▶ **WORK TO BE COMPLETED**
Exactly and only the lines from the one containing "Convert this chart" through the close of the entries below are to be set down.

(Chart and figure data)
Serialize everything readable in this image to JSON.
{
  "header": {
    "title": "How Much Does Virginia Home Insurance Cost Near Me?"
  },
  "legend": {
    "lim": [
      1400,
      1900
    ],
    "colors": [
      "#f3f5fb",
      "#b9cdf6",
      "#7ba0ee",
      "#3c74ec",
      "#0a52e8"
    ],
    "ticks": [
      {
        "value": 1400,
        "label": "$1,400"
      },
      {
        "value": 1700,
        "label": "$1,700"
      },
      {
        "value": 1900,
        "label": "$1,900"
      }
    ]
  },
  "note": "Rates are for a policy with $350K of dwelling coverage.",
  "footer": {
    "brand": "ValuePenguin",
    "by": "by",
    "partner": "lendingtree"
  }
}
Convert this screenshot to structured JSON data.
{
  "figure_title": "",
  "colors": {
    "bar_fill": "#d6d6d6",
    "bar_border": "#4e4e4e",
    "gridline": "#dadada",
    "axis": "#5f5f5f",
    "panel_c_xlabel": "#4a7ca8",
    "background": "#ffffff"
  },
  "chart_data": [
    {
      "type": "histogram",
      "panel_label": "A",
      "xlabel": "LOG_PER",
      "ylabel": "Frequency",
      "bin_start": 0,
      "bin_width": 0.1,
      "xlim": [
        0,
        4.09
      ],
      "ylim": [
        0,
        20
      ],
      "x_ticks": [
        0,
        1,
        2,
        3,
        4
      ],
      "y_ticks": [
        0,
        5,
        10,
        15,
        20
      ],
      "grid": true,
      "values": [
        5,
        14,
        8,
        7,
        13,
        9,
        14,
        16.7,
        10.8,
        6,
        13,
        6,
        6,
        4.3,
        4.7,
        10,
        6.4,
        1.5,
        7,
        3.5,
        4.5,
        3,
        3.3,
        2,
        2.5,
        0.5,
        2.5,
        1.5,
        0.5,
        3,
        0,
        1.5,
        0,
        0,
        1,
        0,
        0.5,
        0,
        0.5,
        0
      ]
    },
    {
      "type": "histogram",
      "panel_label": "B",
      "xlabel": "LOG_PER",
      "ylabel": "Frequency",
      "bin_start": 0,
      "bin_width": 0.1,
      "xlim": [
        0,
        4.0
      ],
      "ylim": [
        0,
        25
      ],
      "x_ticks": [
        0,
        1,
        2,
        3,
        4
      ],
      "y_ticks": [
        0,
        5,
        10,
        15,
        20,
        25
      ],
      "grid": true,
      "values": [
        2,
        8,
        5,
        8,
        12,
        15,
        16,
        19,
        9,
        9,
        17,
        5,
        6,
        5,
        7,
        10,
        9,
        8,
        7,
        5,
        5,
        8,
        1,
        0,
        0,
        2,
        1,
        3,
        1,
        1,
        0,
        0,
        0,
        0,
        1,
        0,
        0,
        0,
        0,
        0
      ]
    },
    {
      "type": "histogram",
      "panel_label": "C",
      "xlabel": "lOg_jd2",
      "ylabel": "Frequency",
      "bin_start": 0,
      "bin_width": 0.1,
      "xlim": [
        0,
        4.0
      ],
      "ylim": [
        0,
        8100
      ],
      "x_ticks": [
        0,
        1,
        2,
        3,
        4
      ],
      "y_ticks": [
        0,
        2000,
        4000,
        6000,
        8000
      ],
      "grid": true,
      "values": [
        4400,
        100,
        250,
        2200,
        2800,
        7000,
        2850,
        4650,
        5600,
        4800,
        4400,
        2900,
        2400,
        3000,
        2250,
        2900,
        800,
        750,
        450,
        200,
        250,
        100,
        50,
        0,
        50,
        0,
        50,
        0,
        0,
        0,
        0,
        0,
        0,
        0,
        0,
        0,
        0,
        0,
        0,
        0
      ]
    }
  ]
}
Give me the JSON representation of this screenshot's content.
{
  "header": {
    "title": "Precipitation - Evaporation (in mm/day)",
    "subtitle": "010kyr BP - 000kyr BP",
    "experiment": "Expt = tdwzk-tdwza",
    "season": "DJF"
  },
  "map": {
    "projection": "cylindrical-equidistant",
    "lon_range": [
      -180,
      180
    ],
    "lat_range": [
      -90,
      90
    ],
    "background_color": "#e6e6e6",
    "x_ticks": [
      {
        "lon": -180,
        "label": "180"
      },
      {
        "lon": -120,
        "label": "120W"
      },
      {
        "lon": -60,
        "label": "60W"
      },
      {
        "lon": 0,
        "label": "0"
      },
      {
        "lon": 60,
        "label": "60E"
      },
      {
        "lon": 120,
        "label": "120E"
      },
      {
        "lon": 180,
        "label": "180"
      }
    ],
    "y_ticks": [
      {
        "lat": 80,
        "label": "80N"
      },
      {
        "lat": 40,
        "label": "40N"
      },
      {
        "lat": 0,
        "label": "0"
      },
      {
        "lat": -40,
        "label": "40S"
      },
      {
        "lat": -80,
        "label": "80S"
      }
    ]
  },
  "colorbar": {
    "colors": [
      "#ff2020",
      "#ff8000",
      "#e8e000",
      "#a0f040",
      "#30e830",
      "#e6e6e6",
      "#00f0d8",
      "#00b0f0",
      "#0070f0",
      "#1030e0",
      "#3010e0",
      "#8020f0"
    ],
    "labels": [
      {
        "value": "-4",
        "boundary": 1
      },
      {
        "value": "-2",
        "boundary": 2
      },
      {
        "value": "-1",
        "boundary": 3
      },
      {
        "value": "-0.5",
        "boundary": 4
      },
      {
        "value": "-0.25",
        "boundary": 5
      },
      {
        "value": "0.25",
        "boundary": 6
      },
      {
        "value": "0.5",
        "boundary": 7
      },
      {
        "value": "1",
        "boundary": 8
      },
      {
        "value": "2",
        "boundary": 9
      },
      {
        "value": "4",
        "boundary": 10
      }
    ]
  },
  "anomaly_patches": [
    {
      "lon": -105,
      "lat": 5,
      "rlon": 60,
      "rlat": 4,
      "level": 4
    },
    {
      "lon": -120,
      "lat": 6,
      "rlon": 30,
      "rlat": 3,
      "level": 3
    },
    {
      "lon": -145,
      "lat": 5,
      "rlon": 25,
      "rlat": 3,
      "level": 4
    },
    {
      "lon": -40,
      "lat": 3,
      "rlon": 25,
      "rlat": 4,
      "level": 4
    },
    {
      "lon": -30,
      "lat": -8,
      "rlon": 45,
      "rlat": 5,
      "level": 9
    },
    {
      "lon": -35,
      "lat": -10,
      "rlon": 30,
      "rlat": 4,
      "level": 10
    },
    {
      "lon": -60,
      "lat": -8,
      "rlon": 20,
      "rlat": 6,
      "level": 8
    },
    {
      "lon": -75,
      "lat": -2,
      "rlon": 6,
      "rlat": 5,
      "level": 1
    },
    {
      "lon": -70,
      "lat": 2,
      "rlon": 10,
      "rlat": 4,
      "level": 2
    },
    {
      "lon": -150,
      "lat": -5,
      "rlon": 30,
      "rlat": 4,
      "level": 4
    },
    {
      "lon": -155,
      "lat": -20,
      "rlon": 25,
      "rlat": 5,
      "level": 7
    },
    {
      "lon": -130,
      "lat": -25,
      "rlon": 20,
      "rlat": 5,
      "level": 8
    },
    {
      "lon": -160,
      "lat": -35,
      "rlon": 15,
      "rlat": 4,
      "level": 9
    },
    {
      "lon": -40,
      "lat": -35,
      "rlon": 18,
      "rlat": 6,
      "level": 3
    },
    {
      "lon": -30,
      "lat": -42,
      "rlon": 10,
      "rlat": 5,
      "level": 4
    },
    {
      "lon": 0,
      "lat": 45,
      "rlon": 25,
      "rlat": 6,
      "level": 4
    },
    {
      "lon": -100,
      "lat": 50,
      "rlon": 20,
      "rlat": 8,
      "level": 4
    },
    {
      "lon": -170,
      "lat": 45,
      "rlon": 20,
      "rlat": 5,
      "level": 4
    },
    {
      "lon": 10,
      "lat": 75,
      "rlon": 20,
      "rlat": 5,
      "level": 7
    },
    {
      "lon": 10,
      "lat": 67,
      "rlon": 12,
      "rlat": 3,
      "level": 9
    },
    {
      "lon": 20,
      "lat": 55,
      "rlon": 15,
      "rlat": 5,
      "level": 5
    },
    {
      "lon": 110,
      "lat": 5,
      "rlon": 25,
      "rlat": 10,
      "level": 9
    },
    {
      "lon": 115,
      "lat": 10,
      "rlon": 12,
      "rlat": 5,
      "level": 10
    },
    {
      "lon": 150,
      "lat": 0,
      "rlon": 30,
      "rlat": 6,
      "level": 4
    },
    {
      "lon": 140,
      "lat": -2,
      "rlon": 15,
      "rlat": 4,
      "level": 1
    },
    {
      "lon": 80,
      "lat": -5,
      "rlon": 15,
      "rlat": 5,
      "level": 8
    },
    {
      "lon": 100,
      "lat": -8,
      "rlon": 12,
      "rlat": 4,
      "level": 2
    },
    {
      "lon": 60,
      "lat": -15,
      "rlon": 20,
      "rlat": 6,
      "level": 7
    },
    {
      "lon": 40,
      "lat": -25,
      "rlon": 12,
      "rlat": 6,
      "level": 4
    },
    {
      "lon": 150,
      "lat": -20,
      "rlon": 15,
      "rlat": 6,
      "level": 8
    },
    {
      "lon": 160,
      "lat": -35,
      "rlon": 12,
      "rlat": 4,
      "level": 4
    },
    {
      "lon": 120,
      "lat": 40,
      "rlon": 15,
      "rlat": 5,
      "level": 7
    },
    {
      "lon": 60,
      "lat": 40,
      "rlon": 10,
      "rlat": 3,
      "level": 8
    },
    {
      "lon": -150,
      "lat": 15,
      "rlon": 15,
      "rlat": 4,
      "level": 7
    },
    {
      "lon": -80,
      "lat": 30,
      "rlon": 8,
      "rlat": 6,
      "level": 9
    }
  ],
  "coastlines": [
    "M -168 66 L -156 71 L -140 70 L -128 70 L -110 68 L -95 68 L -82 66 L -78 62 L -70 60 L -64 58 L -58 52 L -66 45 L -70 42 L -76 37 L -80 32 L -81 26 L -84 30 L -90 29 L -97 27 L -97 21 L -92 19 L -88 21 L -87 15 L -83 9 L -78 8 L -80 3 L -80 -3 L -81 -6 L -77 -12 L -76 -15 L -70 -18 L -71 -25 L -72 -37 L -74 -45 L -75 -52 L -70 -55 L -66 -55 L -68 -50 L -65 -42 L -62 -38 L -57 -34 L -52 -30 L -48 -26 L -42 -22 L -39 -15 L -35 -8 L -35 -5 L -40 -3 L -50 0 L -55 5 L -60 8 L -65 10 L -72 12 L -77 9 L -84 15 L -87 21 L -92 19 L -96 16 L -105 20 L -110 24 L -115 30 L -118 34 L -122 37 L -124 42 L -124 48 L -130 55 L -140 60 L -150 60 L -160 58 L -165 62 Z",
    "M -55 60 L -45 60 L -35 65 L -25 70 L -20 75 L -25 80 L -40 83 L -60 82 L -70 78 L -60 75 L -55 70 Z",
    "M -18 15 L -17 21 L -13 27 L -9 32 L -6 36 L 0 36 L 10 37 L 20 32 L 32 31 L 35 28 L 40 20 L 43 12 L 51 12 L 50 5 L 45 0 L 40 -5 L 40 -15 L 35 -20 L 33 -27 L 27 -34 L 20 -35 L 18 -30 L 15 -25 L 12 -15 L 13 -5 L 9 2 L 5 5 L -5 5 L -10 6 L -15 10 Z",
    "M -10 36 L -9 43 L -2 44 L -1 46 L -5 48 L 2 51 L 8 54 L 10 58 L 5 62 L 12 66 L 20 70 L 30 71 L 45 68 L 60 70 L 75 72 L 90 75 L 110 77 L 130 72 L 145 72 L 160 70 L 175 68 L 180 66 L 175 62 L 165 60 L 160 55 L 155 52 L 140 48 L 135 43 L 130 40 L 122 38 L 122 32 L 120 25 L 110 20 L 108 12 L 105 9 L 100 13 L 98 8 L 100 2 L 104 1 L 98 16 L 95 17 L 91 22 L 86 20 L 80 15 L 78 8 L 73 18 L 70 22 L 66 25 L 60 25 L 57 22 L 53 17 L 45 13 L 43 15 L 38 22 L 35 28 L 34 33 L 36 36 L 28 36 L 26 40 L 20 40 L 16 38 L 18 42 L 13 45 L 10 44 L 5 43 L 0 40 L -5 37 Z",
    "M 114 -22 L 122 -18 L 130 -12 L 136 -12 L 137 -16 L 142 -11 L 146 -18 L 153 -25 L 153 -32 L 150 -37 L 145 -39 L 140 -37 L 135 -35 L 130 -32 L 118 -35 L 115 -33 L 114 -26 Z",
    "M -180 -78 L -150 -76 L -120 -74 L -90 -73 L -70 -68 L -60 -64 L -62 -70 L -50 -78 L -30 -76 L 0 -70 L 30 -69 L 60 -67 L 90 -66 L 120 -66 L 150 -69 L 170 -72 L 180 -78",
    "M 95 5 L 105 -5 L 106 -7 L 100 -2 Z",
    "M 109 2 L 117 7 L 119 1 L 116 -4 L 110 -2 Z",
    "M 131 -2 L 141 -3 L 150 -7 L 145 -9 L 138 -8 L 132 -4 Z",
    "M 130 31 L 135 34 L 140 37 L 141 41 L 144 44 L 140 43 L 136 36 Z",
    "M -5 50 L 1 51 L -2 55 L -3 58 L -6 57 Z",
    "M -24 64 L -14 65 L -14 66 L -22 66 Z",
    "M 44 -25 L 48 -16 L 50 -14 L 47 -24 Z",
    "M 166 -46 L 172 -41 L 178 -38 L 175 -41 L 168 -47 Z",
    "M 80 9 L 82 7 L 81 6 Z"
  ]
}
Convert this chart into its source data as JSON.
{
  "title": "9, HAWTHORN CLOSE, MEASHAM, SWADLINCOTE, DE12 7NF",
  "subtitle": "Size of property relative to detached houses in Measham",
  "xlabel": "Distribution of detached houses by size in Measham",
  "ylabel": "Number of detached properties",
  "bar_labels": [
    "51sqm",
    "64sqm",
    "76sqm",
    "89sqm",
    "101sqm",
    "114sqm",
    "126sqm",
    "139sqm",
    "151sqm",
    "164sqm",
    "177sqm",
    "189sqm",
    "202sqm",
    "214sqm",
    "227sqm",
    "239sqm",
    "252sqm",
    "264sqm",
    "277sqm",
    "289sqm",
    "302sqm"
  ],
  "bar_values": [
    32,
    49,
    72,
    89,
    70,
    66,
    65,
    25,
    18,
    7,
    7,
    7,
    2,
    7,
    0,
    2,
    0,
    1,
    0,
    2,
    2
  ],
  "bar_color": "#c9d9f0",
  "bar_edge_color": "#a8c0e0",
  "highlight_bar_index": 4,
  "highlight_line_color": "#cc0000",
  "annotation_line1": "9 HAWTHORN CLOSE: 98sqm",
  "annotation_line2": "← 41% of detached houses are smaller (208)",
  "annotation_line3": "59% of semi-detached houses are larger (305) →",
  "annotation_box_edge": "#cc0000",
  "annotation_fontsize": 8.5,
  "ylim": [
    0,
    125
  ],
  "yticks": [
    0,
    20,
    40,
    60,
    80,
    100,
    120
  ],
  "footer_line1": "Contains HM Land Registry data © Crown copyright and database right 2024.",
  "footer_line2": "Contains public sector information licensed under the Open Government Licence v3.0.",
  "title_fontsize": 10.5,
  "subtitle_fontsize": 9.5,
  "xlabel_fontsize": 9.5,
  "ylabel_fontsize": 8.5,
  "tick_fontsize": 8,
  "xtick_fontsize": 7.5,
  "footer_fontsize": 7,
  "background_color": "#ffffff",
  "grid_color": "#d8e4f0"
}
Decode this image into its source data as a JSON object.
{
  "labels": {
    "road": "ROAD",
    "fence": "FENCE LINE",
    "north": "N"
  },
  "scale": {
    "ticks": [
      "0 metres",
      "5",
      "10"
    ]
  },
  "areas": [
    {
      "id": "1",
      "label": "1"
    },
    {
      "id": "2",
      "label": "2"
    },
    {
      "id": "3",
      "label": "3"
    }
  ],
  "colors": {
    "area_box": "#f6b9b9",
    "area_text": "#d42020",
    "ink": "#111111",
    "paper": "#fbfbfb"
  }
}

▶ **CORRECT ANSWER**
Convert this chart into its source data as JSON.
{
  "title": "9, HAWTHORN CLOSE, MEASHAM, SWADLINCOTE, DE12 7NF",
  "subtitle": "Size of property relative to detached houses in Measham",
  "xlabel": "Distribution of detached houses by size in Measham",
  "ylabel": "Number of detached properties",
  "bar_labels": [
    "51sqm",
    "64sqm",
    "76sqm",
    "89sqm",
    "101sqm",
    "114sqm",
    "126sqm",
    "139sqm",
    "151sqm",
    "164sqm",
    "177sqm",
    "189sqm",
    "202sqm",
    "214sqm",
    "227sqm",
    "239sqm",
    "252sqm",
    "264sqm",
    "277sqm",
    "289sqm",
    "302sqm"
  ],
  "bar_values": [
    32,
    49,
    72,
    89,
    70,
    66,
    65,
    25,
    18,
    7,
    7,
    7,
    2,
    7,
    0,
    2,
    0,
    1,
    0,
    2,
    2
  ],
  "bar_color": "#c9d9f0",
  "bar_edge_color": "#a8c0e0",
  "highlight_bar_index": 4,
  "highlight_line_color": "#cc0000",
  "annotation_line1": "9 HAWTHORN CLOSE: 98sqm",
  "annotation_line2": "← 41% of detached houses are smaller (208)",
  "annotation_line3": "59% of semi-detached houses are larger (305) →",
  "annotation_box_edge": "#cc0000",
  "annotation_fontsize": 8.5,
  "ylim": [
    0,
    125
  ],
  "yticks": [
    0,
    20,
    40,
    60,
    80,
    100,
    120
  ],
  "footer_line1": "Contains HM Land Registry data © Crown copyright and database right 2024.",
  "footer_line2": "Contains public sector information licensed under the Open Government Licence v3.0.",
  "title_fontsize": 10.5,
  "subtitle_fontsize": 9.5,
  "xlabel_fontsize": 9.5,
  "ylabel_fontsize": 8.5,
  "tick_fontsize": 8,
  "xtick_fontsize": 7.5,
  "footer_fontsize": 7,
  "background_color": "#ffffff",
  "grid_color": "#d8e4f0"
}
Decode this image into its source data as a JSON object.
{
  "labels": {
    "road": "ROAD",
    "fence": "FENCE LINE",
    "north": "N"
  },
  "scale": {
    "ticks": [
      "0 metres",
      "5",
      "10"
    ]
  },
  "areas": [
    {
      "id": "1",
      "label": "1"
    },
    {
      "id": "2",
      "label": "2"
    },
    {
      "id": "3",
      "label": "3"
    }
  ],
  "colors": {
    "area_box": "#f6b9b9",
    "area_text": "#d42020",
    "ink": "#111111",
    "paper": "#fbfbfb"
  }
}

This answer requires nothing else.